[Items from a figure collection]
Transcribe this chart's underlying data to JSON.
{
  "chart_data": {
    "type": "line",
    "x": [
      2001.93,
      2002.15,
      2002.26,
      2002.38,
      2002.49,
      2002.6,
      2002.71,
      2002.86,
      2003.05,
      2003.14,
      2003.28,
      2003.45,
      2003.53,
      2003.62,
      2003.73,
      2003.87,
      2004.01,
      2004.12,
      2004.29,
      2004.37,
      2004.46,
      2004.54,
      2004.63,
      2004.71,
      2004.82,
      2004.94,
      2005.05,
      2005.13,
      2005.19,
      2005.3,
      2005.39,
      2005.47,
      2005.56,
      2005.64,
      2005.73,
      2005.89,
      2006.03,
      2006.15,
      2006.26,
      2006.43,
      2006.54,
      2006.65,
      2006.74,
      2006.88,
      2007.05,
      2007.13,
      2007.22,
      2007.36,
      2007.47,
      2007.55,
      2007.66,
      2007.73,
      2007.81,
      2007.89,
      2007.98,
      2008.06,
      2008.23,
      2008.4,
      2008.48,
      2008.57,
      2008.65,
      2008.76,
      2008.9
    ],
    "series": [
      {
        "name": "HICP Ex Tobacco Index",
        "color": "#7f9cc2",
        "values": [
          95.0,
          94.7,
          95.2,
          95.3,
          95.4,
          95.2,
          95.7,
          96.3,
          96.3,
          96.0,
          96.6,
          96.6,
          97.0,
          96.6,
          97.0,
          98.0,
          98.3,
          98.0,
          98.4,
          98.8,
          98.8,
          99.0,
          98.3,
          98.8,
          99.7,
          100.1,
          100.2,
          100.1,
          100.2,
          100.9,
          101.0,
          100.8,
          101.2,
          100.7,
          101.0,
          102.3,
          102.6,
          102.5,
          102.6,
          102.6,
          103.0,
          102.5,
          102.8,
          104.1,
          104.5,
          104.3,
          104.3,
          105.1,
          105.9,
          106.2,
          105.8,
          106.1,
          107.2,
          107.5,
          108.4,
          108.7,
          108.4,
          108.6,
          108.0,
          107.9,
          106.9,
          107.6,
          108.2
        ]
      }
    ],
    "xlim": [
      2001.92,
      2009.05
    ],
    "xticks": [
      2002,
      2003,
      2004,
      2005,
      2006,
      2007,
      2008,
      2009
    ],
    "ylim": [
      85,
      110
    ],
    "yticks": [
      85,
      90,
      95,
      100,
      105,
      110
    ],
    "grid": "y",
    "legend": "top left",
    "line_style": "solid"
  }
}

> [Exercise description] Your task is to print the whole listing again exactly.

> [Written response]
Transcribe this chart's underlying data to JSON.
{
  "chart_data": {
    "type": "line",
    "x": [
      2001.93,
      2002.15,
      2002.26,
      2002.38,
      2002.49,
      2002.6,
      2002.71,
      2002.86,
      2003.05,
      2003.14,
      2003.28,
      2003.45,
      2003.53,
      2003.62,
      2003.73,
      2003.87,
      2004.01,
      2004.12,
      2004.29,
      2004.37,
      2004.46,
      2004.54,
      2004.63,
      2004.71,
      2004.82,
      2004.94,
      2005.05,
      2005.13,
      2005.19,
      2005.3,
      2005.39,
      2005.47,
      2005.56,
      2005.64,
      2005.73,
      2005.89,
      2006.03,
      2006.15,
      2006.26,
      2006.43,
      2006.54,
      2006.65,
      2006.74,
      2006.88,
      2007.05,
      2007.13,
      2007.22,
      2007.36,
      2007.47,
      2007.55,
      2007.66,
      2007.73,
      2007.81,
      2007.89,
      2007.98,
      2008.06,
      2008.23,
      2008.4,
      2008.48,
      2008.57,
      2008.65,
      2008.76,
      2008.9
    ],
    "series": [
      {
        "name": "HICP Ex Tobacco Index",
        "color": "#7f9cc2",
        "values": [
          95.0,
          94.7,
          95.2,
          95.3,
          95.4,
          95.2,
          95.7,
          96.3,
          96.3,
          96.0,
          96.6,
          96.6,
          97.0,
          96.6,
          97.0,
          98.0,
          98.3,
          98.0,
          98.4,
          98.8,
          98.8,
          99.0,
          98.3,
          98.8,
          99.7,
          100.1,
          100.2,
          100.1,
          100.2,
          100.9,
          101.0,
          100.8,
          101.2,
          100.7,
          101.0,
          102.3,
          102.6,
          102.5,
          102.6,
          102.6,
          103.0,
          102.5,
          102.8,
          104.1,
          104.5,
          104.3,
          104.3,
          105.1,
          105.9,
          106.2,
          105.8,
          106.1,
          107.2,
          107.5,
          108.4,
          108.7,
          108.4,
          108.6,
          108.0,
          107.9,
          106.9,
          107.6,
          108.2
        ]
      }
    ],
    "xlim": [
      2001.92,
      2009.05
    ],
    "xticks": [
      2002,
      2003,
      2004,
      2005,
      2006,
      2007,
      2008,
      2009
    ],
    "ylim": [
      85,
      110
    ],
    "yticks": [
      85,
      90,
      95,
      100,
      105,
      110
    ],
    "grid": "y",
    "legend": "top left",
    "line_style": "solid"
  }
}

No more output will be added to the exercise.